**TO BE DONE:** Recast every line in the records below as a Markdown table with the columns Row and Line, numbering each line and leaving out the blank ones.

begin

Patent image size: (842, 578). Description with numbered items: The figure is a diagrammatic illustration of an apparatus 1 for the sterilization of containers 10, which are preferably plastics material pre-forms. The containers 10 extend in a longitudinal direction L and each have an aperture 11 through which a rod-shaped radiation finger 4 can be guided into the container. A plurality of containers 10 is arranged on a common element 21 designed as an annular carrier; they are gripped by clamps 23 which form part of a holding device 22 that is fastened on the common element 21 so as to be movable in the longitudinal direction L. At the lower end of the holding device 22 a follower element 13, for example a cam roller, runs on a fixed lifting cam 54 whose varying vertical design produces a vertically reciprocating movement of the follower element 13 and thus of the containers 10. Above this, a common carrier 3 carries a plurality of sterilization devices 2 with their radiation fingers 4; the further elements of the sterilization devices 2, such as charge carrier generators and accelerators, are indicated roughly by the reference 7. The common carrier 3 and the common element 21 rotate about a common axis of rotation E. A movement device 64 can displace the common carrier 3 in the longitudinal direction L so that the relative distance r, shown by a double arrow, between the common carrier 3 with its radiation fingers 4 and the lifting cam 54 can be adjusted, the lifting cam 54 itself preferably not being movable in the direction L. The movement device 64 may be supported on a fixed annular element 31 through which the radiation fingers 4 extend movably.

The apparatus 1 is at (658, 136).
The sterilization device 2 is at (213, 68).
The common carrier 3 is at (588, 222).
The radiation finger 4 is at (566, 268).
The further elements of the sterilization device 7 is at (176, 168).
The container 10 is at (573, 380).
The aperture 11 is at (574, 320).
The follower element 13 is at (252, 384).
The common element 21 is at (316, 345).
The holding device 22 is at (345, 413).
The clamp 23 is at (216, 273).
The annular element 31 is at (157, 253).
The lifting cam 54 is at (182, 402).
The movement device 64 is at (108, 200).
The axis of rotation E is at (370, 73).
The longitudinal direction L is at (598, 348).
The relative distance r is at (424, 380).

end

**WRITTEN REPLY:**
| Row | Line |
|---|---|
| 1 | Patent image size: (842, 578). Description with numbered items: The figure is a diagrammatic illustration of an apparatus 1 for the sterilization of containers 10, which are preferably plastics material pre-forms. The containers 10 extend in a longitudinal direction L and each have an aperture 11 through which a rod-shaped radiation finger 4 can be guided into the container. A plurality of containers 10 is arranged on a common element 21 designed as an annular carrier; they are gripped by clamps 23 which form part of a holding device 22 that is fastened on the common element 21 so as to be movable in the longitudinal direction L. At the lower end of the holding device 22 a follower element 13, for example a cam roller, runs on a fixed lifting cam 54 whose varying vertical design produces a vertically reciprocating movement of the follower element 13 and thus of the containers 10. Above this, a common carrier 3 carries a plurality of sterilization devices 2 with their radiation fingers 4; the further elements of the sterilization devices 2, such as charge carrier generators and accelerators, are indicated roughly by the reference 7. The common carrier 3 and the common element 21 rotate about a common axis of rotation E. A movement device 64 can displace the common carrier 3 in the longitudinal direction L so that the relative distance r, shown by a double arrow, between the common carrier 3 with its radiation fingers 4 and the lifting cam 54 can be adjusted, the lifting cam 54 itself preferably not being movable in the direction L. The movement device 64 may be supported on a fixed annular element 31 through which the radiation fingers 4 extend movably. |
| 2 | The apparatus 1 is at (658, 136). |
| 3 | The sterilization device 2 is at (213, 68). |
| 4 | The common carrier 3 is at (588, 222). |
| 5 | The radiation finger 4 is at (566, 268). |
| 6 | The further elements of the sterilization device 7 is at (176, 168). |
| 7 | The container 10 is at (573, 380). |
| 8 | The aperture 11 is at (574, 320). |
| 9 | The follower element 13 is at (252, 384). |
| 10 | The common element 21 is at (316, 345). |
| 11 | The holding device 22 is at (345, 413). |
| 12 | The clamp 23 is at (216, 273). |
| 13 | The annular element 31 is at (157, 253). |
| 14 | The lifting cam 54 is at (182, 402). |
| 15 | The movement device 64 is at (108, 200). |
| 16 | The axis of rotation E is at (370, 73). |
| 17 | The longitudinal direction L is at (598, 348). |
| 18 | The relative distance r is at (424, 380). |